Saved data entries
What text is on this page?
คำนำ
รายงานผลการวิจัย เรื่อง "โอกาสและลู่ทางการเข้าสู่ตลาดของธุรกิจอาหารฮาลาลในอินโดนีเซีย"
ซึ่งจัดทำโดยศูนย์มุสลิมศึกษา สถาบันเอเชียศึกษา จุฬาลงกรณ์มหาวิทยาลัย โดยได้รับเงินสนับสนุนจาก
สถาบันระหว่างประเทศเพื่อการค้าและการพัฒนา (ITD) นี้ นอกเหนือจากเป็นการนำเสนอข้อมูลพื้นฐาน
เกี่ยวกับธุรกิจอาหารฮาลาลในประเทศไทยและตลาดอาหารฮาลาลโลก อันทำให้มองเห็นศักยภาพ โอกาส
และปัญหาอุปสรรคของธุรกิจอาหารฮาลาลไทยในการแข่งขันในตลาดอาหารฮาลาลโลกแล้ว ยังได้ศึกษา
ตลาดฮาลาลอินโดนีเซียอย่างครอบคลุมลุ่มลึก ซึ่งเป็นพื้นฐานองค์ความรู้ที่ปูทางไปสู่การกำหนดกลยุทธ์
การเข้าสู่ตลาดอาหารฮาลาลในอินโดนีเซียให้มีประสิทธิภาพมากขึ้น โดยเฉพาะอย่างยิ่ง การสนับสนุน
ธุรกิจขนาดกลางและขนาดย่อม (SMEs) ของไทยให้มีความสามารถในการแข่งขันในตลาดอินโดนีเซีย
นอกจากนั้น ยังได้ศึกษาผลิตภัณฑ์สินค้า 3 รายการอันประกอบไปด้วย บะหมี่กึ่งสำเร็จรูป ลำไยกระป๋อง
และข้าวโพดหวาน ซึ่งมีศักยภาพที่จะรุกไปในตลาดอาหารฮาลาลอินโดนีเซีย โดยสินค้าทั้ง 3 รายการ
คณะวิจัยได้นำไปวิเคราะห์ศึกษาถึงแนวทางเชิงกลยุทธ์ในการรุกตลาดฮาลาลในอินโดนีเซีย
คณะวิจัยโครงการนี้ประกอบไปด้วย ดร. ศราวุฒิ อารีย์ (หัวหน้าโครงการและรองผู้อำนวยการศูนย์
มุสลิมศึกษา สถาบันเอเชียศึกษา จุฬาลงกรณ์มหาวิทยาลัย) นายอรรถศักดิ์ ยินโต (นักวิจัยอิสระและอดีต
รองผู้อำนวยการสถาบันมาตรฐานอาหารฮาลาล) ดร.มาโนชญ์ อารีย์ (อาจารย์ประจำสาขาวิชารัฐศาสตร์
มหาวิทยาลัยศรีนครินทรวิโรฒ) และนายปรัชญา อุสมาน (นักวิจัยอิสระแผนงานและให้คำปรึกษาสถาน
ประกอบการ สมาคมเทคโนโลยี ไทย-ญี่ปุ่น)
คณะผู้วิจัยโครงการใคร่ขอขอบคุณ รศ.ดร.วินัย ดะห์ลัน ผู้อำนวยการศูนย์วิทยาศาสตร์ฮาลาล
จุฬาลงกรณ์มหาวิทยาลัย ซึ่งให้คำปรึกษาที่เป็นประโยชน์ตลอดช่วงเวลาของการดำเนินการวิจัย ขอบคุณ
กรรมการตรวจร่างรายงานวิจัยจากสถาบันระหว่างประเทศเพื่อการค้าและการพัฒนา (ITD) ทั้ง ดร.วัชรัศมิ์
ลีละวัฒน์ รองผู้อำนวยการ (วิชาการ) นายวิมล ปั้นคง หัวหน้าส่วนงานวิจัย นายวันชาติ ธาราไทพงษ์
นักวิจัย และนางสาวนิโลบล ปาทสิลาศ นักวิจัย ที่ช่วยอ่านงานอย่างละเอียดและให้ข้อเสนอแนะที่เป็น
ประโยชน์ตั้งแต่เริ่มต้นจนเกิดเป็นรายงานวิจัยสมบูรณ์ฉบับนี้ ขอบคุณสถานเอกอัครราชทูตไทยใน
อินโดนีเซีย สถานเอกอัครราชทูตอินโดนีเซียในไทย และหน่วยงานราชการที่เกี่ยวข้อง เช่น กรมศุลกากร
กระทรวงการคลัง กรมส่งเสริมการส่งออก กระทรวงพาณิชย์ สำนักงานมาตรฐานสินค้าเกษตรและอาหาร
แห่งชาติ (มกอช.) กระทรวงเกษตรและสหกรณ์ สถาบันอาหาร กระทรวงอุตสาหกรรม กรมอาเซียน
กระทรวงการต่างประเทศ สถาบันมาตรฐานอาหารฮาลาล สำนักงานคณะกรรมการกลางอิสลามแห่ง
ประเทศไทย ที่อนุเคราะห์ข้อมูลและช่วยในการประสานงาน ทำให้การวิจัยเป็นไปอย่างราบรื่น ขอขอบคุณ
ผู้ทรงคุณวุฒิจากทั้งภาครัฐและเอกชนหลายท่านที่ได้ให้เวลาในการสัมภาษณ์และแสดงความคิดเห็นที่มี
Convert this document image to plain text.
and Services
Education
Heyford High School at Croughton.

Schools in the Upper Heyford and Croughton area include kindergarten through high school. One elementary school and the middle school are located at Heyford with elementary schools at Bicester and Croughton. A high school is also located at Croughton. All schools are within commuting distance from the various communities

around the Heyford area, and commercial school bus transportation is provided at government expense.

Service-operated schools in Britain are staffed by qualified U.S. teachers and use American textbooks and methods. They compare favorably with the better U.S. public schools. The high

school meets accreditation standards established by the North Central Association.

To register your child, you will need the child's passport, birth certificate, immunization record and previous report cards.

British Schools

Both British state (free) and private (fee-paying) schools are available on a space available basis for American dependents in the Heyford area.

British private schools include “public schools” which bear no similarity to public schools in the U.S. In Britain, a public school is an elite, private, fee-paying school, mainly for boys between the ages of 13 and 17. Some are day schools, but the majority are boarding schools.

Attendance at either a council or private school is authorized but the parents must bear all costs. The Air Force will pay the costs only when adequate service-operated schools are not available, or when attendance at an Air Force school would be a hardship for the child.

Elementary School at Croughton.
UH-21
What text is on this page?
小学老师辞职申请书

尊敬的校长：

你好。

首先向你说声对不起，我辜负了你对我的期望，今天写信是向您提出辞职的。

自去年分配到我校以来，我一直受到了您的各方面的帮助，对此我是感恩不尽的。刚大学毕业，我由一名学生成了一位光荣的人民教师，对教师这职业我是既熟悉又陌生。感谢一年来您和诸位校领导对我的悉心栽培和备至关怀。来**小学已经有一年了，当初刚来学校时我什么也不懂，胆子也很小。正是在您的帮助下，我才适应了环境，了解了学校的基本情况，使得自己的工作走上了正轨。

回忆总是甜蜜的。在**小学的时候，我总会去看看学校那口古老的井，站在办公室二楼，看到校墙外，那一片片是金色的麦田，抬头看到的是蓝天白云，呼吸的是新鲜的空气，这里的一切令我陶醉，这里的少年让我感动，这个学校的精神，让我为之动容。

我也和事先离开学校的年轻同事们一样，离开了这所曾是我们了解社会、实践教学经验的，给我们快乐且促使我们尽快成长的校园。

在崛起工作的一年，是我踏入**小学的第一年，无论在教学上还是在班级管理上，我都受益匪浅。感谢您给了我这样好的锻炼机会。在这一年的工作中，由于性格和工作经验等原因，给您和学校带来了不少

What this task involves: Count each line with "area" in it and report that figure by itself.

Exercise response: 3